BEGIN Material for this task

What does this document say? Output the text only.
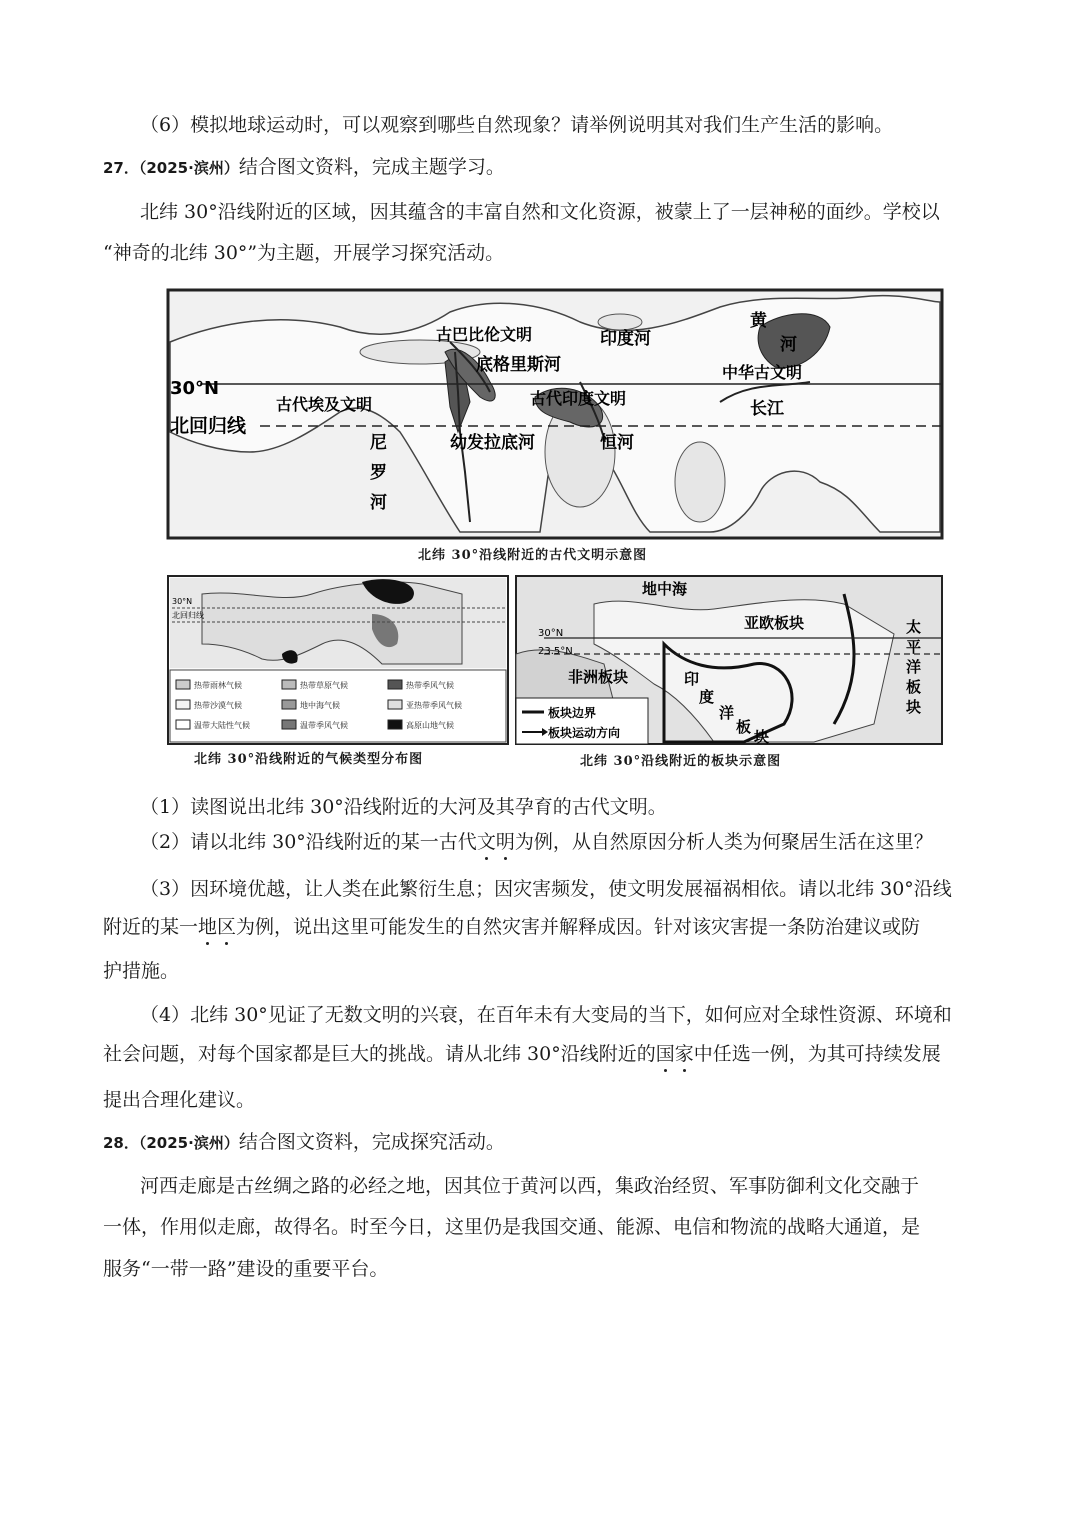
（6）模拟地球运动时，可以观察到哪些自然现象？请举例说明其对我们生产生活的影响。
27．（2025·滨州）结合图文资料，完成主题学习。
北纬 30°沿线附近的区域，因其蕴含的丰富自然和文化资源，被蒙上了一层神秘的面纱。学校以
“神奇的北纬 30°”为主题，开展学习探究活动。
30°N
北回归线
古巴比伦文明
底格里斯河
印度河
黄
河
中华古文明
古代埃及文明	古代印度文明
长江
尼
罗
河
幼发拉底河	恒河
北纬 30°沿线附近的古代文明示意图
30°N
北回归线
热带雨林气候	热带草原气候	热带季风气候
热带沙漠气候	地中海气候	亚热带季风气候
温带大陆性气候	温带季风气候	高原山地气候
北纬 30°沿线附近的气候类型分布图
30°N
23.5°N
地中海
亚欧板块
非洲板块	印
度
洋
板
块
太
平
洋
板
块
板块边界
板块运动方向
北纬 30°沿线附近的板块示意图
（1）读图说出北纬 30°沿线附近的大河及其孕育的古代文明。
（2）请以北纬 30°沿线附近的某一古代文明为例，从自然原因分析人类为何聚居生活在这里？
（3）因环境优越，让人类在此繁衍生息；因灾害频发，使文明发展福祸相依。请以北纬 30°沿线
附近的某一地区为例，说出这里可能发生的自然灾害并解释成因。针对该灾害提一条防治建议或防
护措施。
（4）北纬 30°见证了无数文明的兴衰，在百年未有大变局的当下，如何应对全球性资源、环境和
社会问题，对每个国家都是巨大的挑战。请从北纬 30°沿线附近的国家中任选一例，为其可持续发展
提出合理化建议。
28．（2025·滨州）结合图文资料，完成探究活动。
河西走廊是古丝绸之路的必经之地，因其位于黄河以西，集政治经贸、军事防御利文化交融于
一体，作用似走廊，故得名。时至今日，这里仍是我国交通、能源、电信和物流的战略大通道，是
服务“一带一路”建设的重要平台。
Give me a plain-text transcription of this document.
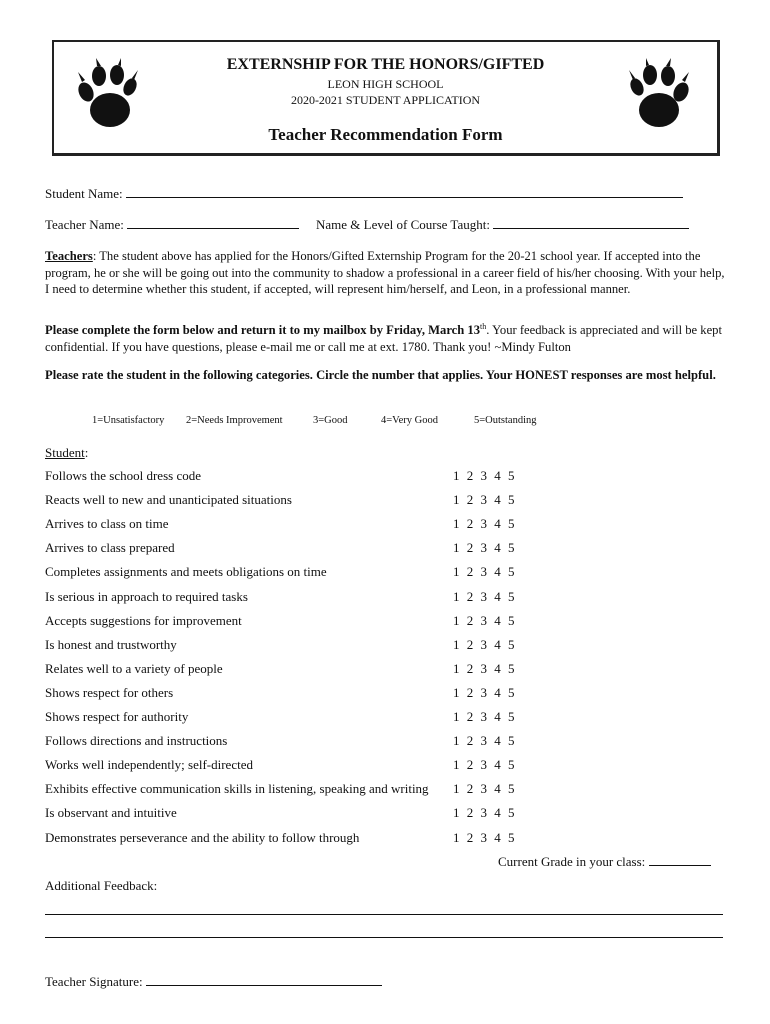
EXTERNSHIP FOR THE HONORS/GIFTED
LEON HIGH SCHOOL
2020-2021 STUDENT APPLICATION
Teacher Recommendation Form
Student Name:
Teacher Name:	Name & Level of Course Taught:
Teachers: The student above has applied for the Honors/Gifted Externship Program for the 20-21 school year. If accepted into the program, he or she will be going out into the community to shadow a professional in a career field of his/her choosing. With your help, I need to determine whether this student, if accepted, will represent him/herself, and Leon, in a professional manner.
Please complete the form below and return it to my mailbox by Friday, March 13th. Your feedback is appreciated and will be kept confidential. If you have questions, please e-mail me or call me at ext. 1780. Thank you! ~Mindy Fulton
Please rate the student in the following categories. Circle the number that applies. Your HONEST responses are most helpful.
1=Unsatisfactory 2=Needs Improvement	3=Good	4=Very Good	5=Outstanding
Student:
Follows the school dress code	1 2 3 4 5
Reacts well to new and unanticipated situations	1 2 3 4 5
Arrives to class on time	1 2 3 4 5
Arrives to class prepared	1 2 3 4 5
Completes assignments and meets obligations on time	1 2 3 4 5
Is serious in approach to required tasks	1 2 3 4 5
Accepts suggestions for improvement	1 2 3 4 5
Is honest and trustworthy	1 2 3 4 5
Relates well to a variety of people	1 2 3 4 5
Shows respect for others	1 2 3 4 5
Shows respect for authority	1 2 3 4 5
Follows directions and instructions	1 2 3 4 5
Works well independently; self-directed	1 2 3 4 5
Exhibits effective communication skills in listening, speaking and writing 1 2 3 4 5
Is observant and intuitive	1 2 3 4 5
Demonstrates perseverance and the ability to follow through	1 2 3 4 5
Current Grade in your class:
Additional Feedback:
Teacher Signature:
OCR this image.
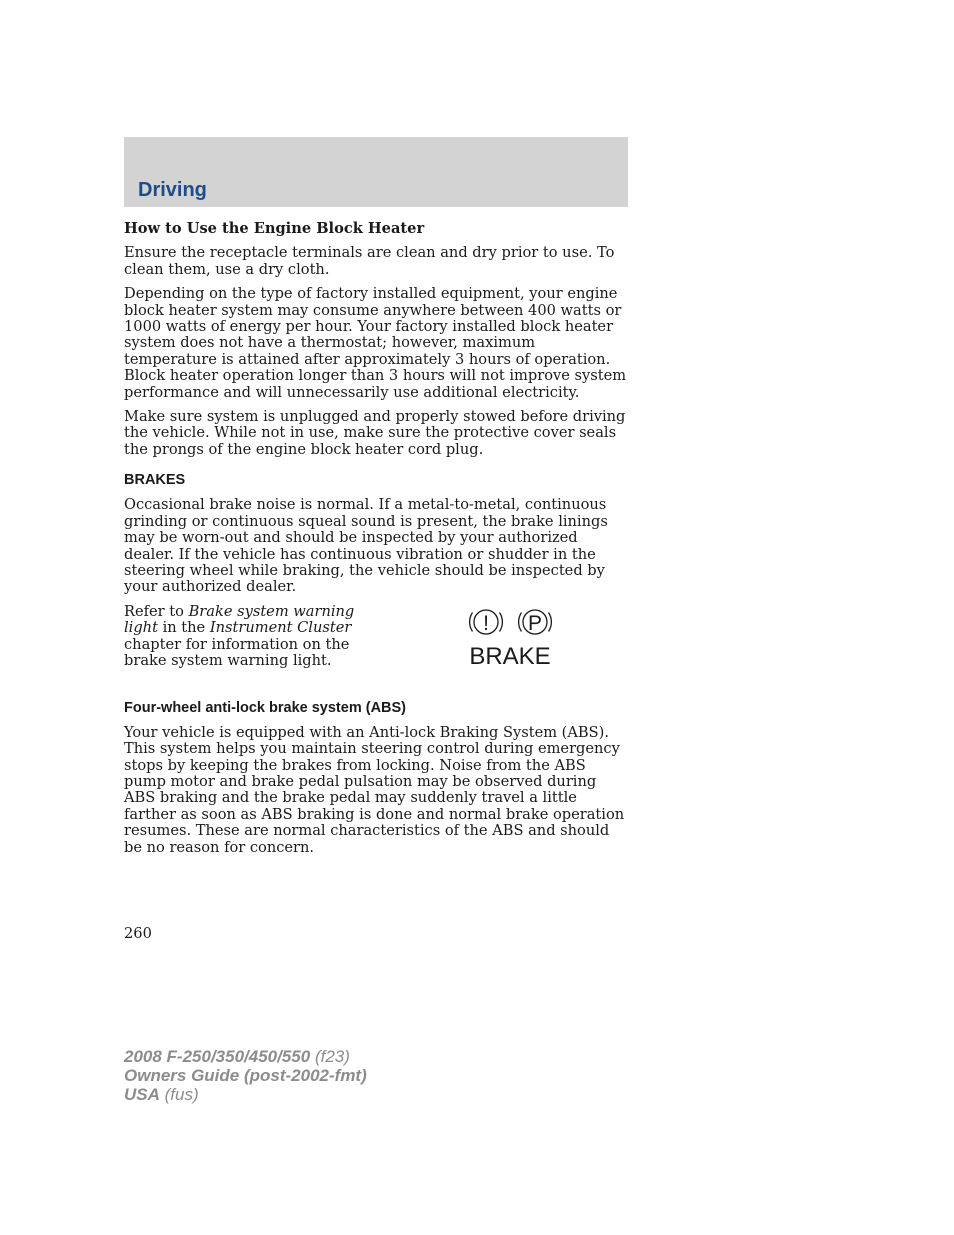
Driving
How to Use the Engine Block Heater

Ensure the receptacle terminals are clean and dry prior to use. To clean them, use a dry cloth.

Depending on the type of factory installed equipment, your engine block heater system may consume anywhere between 400 watts or 1000 watts of energy per hour. Your factory installed block heater system does not have a thermostat; however, maximum temperature is attained after approximately 3 hours of operation. Block heater operation longer than 3 hours will not improve system performance and will unnecessarily use additional electricity.

Make sure system is unplugged and properly stowed before driving the vehicle. While not in use, make sure the protective cover seals the prongs of the engine block heater cord plug.

BRAKES

Occasional brake noise is normal. If a metal-to-metal, continuous grinding or continuous squeal sound is present, the brake linings may be worn-out and should be inspected by your authorized dealer. If the vehicle has continuous vibration or shudder in the steering wheel while braking, the vehicle should be inspected by your authorized dealer.

Refer to Brake system warning light in the Instrument Cluster chapter for information on the brake system warning light.

! P
BRAKE
Four-wheel anti-lock brake system (ABS)

Your vehicle is equipped with an Anti-lock Braking System (ABS). This system helps you maintain steering control during emergency stops by keeping the brakes from locking. Noise from the ABS pump motor and brake pedal pulsation may be observed during ABS braking and the brake pedal may suddenly travel a little farther as soon as ABS braking is done and normal brake operation resumes. These are normal characteristics of the ABS and should be no reason for concern.

260
2008 F-250/350/450/550 (f23)
Owners Guide (post-2002-fmt)
USA (fus)
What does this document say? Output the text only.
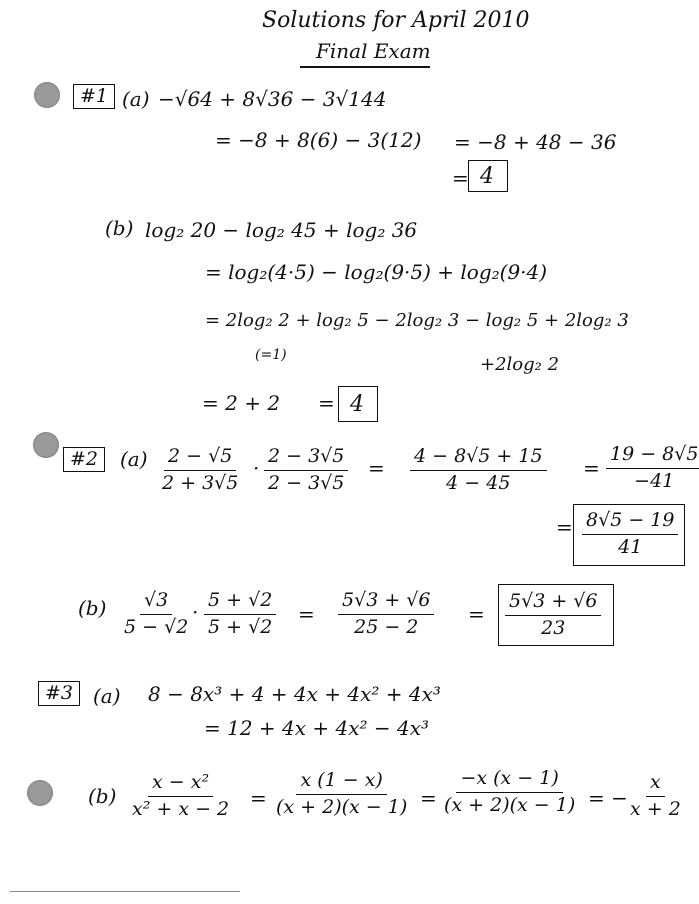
Solutions for April 2010
Final Exam
#1 (a) −√64 + 8√36 − 3√144
= −8 + 8(6) − 3(12) = −8 + 48 − 36
= 4
(b) log₂ 20 − log₂ 45 + log₂ 36
= log₂(4·5) − log₂(9·5) + log₂(9·4)
= 2log₂ 2 + log₂ 5 − 2log₂ 3 − log₂ 5 + 2log₂ 3
(=1)	+2log₂ 2
= 2 + 2 = 4
#2	$(a) \frac{2 - √5}{2 + 3√5} \cdot \frac{2 - 3√5}{2 - 3√5} = \frac{4 - 8√5 + 15}{4 - 45} = \frac{19 - 8√5}{-41}$
= $\frac{8√5 - 19}{41}$
$(b) \frac{√3}{5 - √2} \cdot \frac{5 + √2}{5 + √2} = \frac{5√3 + √6}{25 - 2} = \frac{5√3 + √6}{23}$
#3 (a) 8 − 8x³ + 4 + 4x + 4x² + 4x³
= 12 + 4x + 4x² − 4x³
$(b) \frac{\text{x − x²}}{\text{x² + x − 2}} = \frac{x (1 - x)}{(x + 2)(x - 1)} = \frac{-x (x - 1)}{(x + 2)(x - 1)}$ = −
$\frac{x}{x + 2}$
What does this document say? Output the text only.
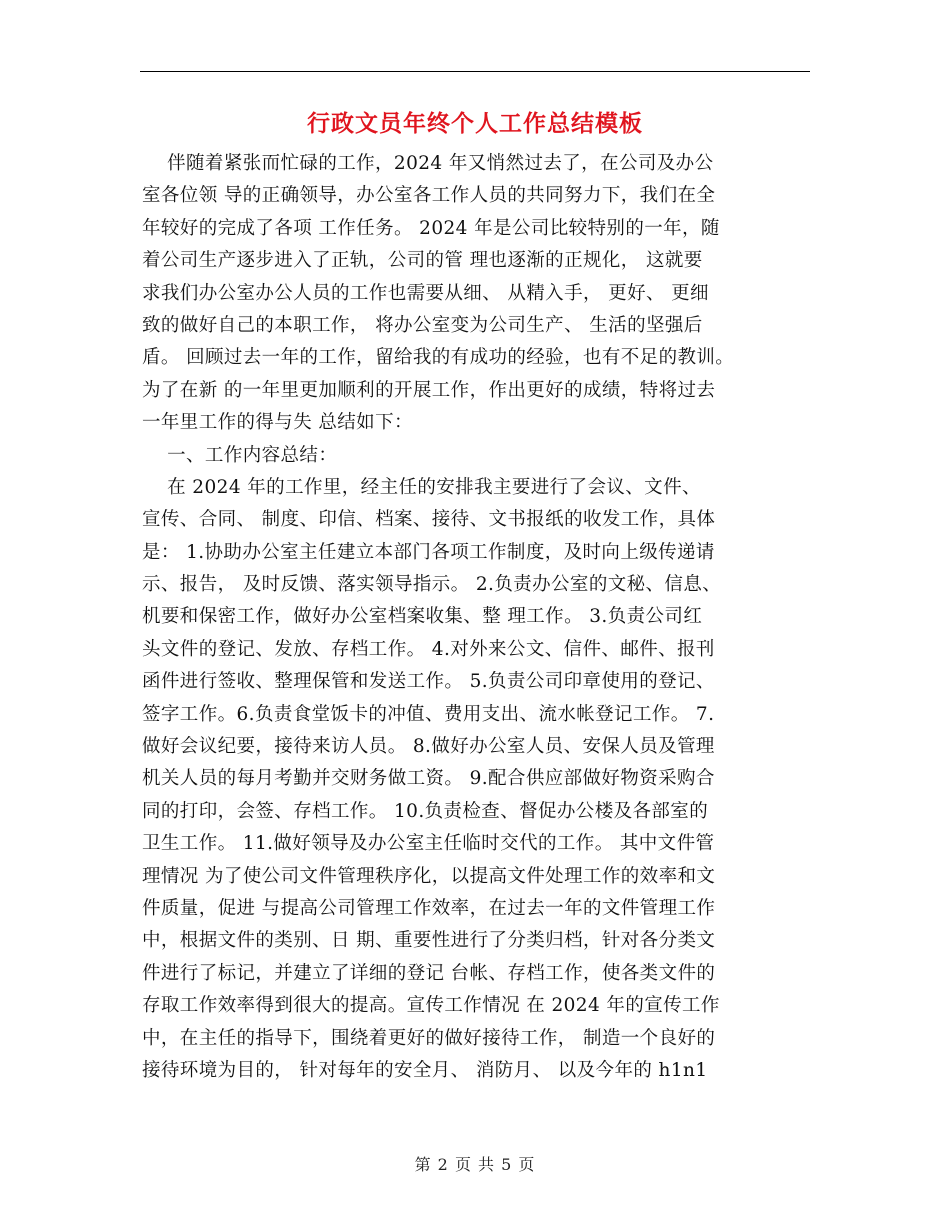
行政文员年终个人工作总结模板
伴随着紧张而忙碌的工作，2024 年又悄然过去了，在公司及办公
室各位领 导的正确领导，办公室各工作人员的共同努力下，我们在全
年较好的完成了各项 工作任务。 2024 年是公司比较特别的一年，随
着公司生产逐步进入了正轨，公司的管 理也逐渐的正规化， 这就要
求我们办公室办公人员的工作也需要从细、 从精入手， 更好、 更细
致的做好自己的本职工作， 将办公室变为公司生产、 生活的坚强后
盾。 回顾过去一年的工作，留给我的有成功的经验，也有不足的教训。
为了在新 的一年里更加顺利的开展工作，作出更好的成绩，特将过去
一年里工作的得与失 总结如下：
一、工作内容总结：
在 2024 年的工作里，经主任的安排我主要进行了会议、文件、
宣传、合同、 制度、印信、档案、接待、文书报纸的收发工作，具体
是： 1.协助办公室主任建立本部门各项工作制度，及时向上级传递请
示、报告， 及时反馈、落实领导指示。 2.负责办公室的文秘、信息、
机要和保密工作，做好办公室档案收集、整 理工作。 3.负责公司红
头文件的登记、发放、存档工作。 4.对外来公文、信件、邮件、报刊
函件进行签收、整理保管和发送工作。 5.负责公司印章使用的登记、
签字工作。6.负责食堂饭卡的冲值、费用支出、流水帐登记工作。 7.
做好会议纪要，接待来访人员。 8.做好办公室人员、安保人员及管理
机关人员的每月考勤并交财务做工资。 9.配合供应部做好物资采购合
同的打印，会签、存档工作。 10.负责检查、督促办公楼及各部室的
卫生工作。 11.做好领导及办公室主任临时交代的工作。 其中文件管
理情况 为了使公司文件管理秩序化，以提高文件处理工作的效率和文
件质量，促进 与提高公司管理工作效率，在过去一年的文件管理工作
中，根据文件的类别、日 期、重要性进行了分类归档，针对各分类文
件进行了标记，并建立了详细的登记 台帐、存档工作，使各类文件的
存取工作效率得到很大的提高。宣传工作情况 在 2024 年的宣传工作
中，在主任的指导下，围绕着更好的做好接待工作， 制造一个良好的
接待环境为目的， 针对每年的安全月、 消防月、 以及今年的 h1n1
第 2 页 共 5 页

END Material for this task

Among the records above, find each line holding the string "存档工作" and pull it out.

头文件的登记、发放、存档工作。 4.对外来公文、信件、邮件、报刊
同的打印，会签、存档工作。 10.负责检查、督促办公楼及各部室的
件进行了标记，并建立了详细的登记 台帐、存档工作，使各类文件的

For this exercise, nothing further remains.